Records excerpted from a collection
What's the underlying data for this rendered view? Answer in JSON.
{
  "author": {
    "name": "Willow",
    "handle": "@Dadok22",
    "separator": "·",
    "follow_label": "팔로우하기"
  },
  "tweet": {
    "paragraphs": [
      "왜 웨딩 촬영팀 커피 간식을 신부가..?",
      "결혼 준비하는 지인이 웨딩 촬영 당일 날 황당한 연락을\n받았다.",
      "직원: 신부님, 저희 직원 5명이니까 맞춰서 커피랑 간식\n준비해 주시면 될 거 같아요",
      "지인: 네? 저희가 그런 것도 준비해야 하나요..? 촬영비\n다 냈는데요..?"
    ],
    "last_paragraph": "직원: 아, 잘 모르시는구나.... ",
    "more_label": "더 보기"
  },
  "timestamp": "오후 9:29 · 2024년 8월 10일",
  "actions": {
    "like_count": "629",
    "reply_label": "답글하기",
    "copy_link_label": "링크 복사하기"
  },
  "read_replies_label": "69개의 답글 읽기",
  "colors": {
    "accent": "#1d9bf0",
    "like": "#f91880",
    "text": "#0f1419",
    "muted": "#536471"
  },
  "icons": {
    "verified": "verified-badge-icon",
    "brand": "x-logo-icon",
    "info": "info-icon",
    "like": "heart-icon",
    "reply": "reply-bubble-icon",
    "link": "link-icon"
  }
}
---
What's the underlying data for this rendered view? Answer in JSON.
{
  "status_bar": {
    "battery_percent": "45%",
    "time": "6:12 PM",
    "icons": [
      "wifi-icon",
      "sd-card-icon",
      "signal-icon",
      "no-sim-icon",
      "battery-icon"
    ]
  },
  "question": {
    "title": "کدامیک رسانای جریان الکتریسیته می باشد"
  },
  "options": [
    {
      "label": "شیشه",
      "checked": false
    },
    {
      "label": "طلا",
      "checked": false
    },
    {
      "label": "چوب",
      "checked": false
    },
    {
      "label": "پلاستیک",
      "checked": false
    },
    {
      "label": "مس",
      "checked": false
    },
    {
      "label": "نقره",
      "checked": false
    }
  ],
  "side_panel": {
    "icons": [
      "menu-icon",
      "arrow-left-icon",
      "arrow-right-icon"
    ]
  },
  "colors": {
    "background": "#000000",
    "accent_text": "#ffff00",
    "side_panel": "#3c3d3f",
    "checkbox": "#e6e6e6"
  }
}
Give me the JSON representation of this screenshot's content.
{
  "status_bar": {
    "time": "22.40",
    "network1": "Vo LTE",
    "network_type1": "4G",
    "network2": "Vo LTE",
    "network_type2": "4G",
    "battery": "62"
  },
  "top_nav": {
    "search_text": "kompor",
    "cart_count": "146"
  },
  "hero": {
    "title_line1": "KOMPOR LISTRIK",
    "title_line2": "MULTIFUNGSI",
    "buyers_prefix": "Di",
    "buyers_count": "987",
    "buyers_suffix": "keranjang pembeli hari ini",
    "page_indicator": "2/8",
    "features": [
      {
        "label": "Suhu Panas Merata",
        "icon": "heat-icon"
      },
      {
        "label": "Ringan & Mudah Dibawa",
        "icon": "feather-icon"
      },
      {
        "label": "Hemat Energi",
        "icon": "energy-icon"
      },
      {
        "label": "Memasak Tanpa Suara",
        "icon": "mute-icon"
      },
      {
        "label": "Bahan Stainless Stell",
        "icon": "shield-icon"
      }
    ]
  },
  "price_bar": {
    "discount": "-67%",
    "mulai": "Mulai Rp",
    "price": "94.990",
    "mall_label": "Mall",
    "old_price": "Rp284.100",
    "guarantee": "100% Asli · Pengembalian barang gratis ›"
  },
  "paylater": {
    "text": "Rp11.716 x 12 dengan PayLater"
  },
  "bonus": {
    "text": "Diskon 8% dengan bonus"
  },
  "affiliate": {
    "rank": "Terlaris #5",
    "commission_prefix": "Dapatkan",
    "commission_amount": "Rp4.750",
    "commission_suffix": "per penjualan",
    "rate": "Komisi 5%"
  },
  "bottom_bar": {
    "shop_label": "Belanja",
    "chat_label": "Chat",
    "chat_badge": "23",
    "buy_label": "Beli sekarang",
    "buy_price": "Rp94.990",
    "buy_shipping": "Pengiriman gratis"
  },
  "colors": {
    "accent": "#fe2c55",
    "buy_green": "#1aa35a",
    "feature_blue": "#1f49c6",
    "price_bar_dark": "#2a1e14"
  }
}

== PROBLEM ==
Scan the material above. Copy each line that holds the word "dengan".

== EXERCISE RESPONSE ==
    "text": "Rp11.716 x 12 dengan PayLater"
    "text": "Diskon 8% dengan bonus"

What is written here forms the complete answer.